**Work to do:**
Repeat every entry word for word, skipping the pictures.

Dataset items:
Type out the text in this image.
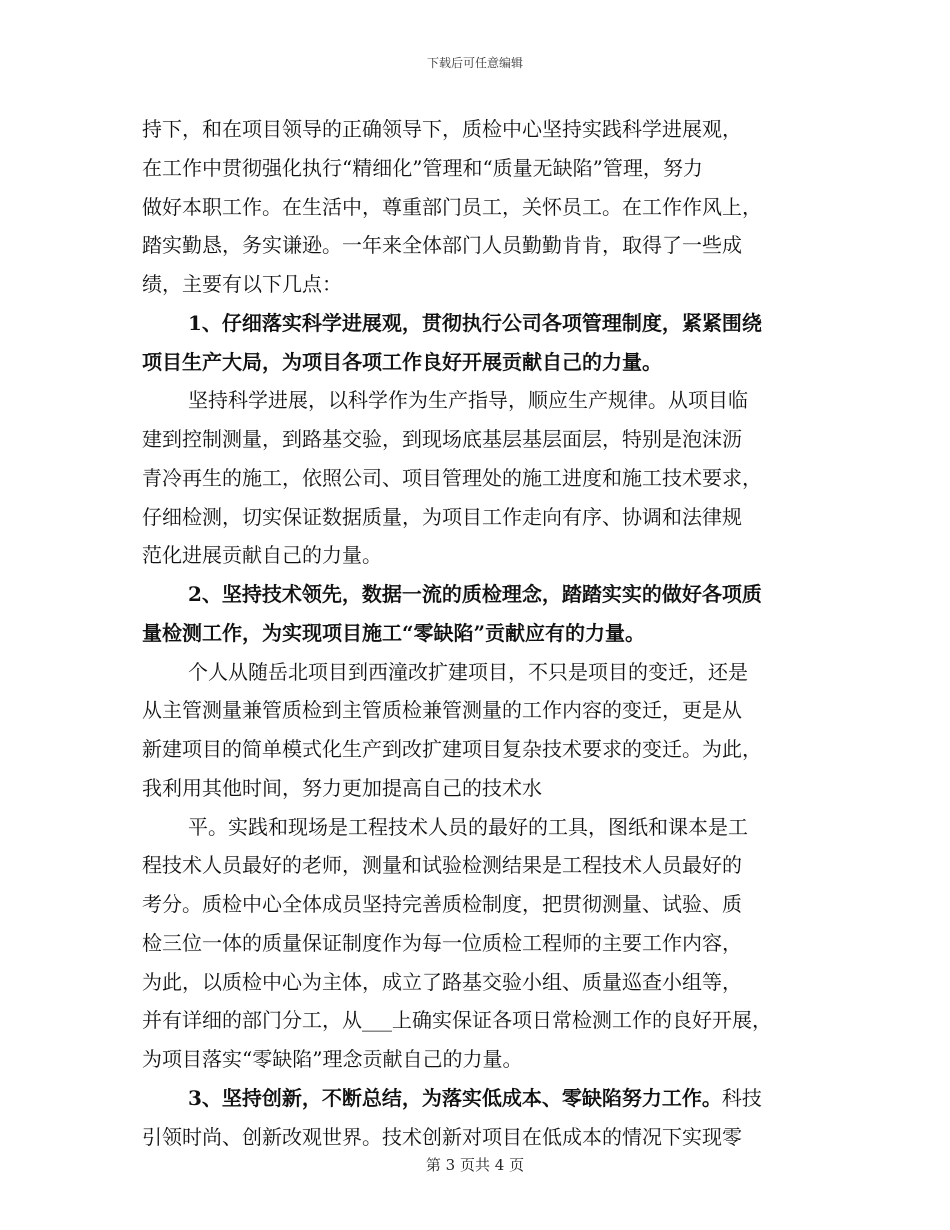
下载后可任意编辑
持下，和在项目领导的正确领导下，质检中心坚持实践科学进展观，
在工作中贯彻强化执行“精细化”管理和“质量无缺陷”管理，努力
做好本职工作。在生活中，尊重部门员工，关怀员工。在工作作风上，
踏实勤恳，务实谦逊。一年来全体部门人员勤勤肯肯，取得了一些成
绩，主要有以下几点：
1、仔细落实科学进展观，贯彻执行公司各项管理制度，紧紧围绕
项目生产大局，为项目各项工作良好开展贡献自己的力量。
坚持科学进展，以科学作为生产指导，顺应生产规律。从项目临
建到控制测量，到路基交验，到现场底基层基层面层，特别是泡沫沥
青冷再生的施工，依照公司、项目管理处的施工进度和施工技术要求，
仔细检测，切实保证数据质量，为项目工作走向有序、协调和法律规
范化进展贡献自己的力量。
2、坚持技术领先，数据一流的质检理念，踏踏实实的做好各项质
量检测工作，为实现项目施工“零缺陷”贡献应有的力量。
个人从随岳北项目到西潼改扩建项目，不只是项目的变迁，还是
从主管测量兼管质检到主管质检兼管测量的工作内容的变迁，更是从
新建项目的简单模式化生产到改扩建项目复杂技术要求的变迁。为此，
我利用其他时间，努力更加提高自己的技术水
平。实践和现场是工程技术人员的最好的工具，图纸和课本是工
程技术人员最好的老师，测量和试验检测结果是工程技术人员最好的
考分。质检中心全体成员坚持完善质检制度，把贯彻测量、试验、质
检三位一体的质量保证制度作为每一位质检工程师的主要工作内容，
为此，以质检中心为主体，成立了路基交验小组、质量巡查小组等，
并有详细的部门分工，从___上确实保证各项日常检测工作的良好开展，
为项目落实“零缺陷”理念贡献自己的力量。
3、坚持创新，不断总结，为落实低成本、零缺陷努力工作。科技
引领时尚、创新改观世界。技术创新对项目在低成本的情况下实现零
第 3 页共 4 页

**Full output:**
Type out the text in this image.
下载后可任意编辑
持下，和在项目领导的正确领导下，质检中心坚持实践科学进展观，
在工作中贯彻强化执行“精细化”管理和“质量无缺陷”管理，努力
做好本职工作。在生活中，尊重部门员工，关怀员工。在工作作风上，
踏实勤恳，务实谦逊。一年来全体部门人员勤勤肯肯，取得了一些成
绩，主要有以下几点：
1、仔细落实科学进展观，贯彻执行公司各项管理制度，紧紧围绕
项目生产大局，为项目各项工作良好开展贡献自己的力量。
坚持科学进展，以科学作为生产指导，顺应生产规律。从项目临
建到控制测量，到路基交验，到现场底基层基层面层，特别是泡沫沥
青冷再生的施工，依照公司、项目管理处的施工进度和施工技术要求，
仔细检测，切实保证数据质量，为项目工作走向有序、协调和法律规
范化进展贡献自己的力量。
2、坚持技术领先，数据一流的质检理念，踏踏实实的做好各项质
量检测工作，为实现项目施工“零缺陷”贡献应有的力量。
个人从随岳北项目到西潼改扩建项目，不只是项目的变迁，还是
从主管测量兼管质检到主管质检兼管测量的工作内容的变迁，更是从
新建项目的简单模式化生产到改扩建项目复杂技术要求的变迁。为此，
我利用其他时间，努力更加提高自己的技术水
平。实践和现场是工程技术人员的最好的工具，图纸和课本是工
程技术人员最好的老师，测量和试验检测结果是工程技术人员最好的
考分。质检中心全体成员坚持完善质检制度，把贯彻测量、试验、质
检三位一体的质量保证制度作为每一位质检工程师的主要工作内容，
为此，以质检中心为主体，成立了路基交验小组、质量巡查小组等，
并有详细的部门分工，从___上确实保证各项日常检测工作的良好开展，
为项目落实“零缺陷”理念贡献自己的力量。
3、坚持创新，不断总结，为落实低成本、零缺陷努力工作。科技
引领时尚、创新改观世界。技术创新对项目在低成本的情况下实现零
第 3 页共 4 页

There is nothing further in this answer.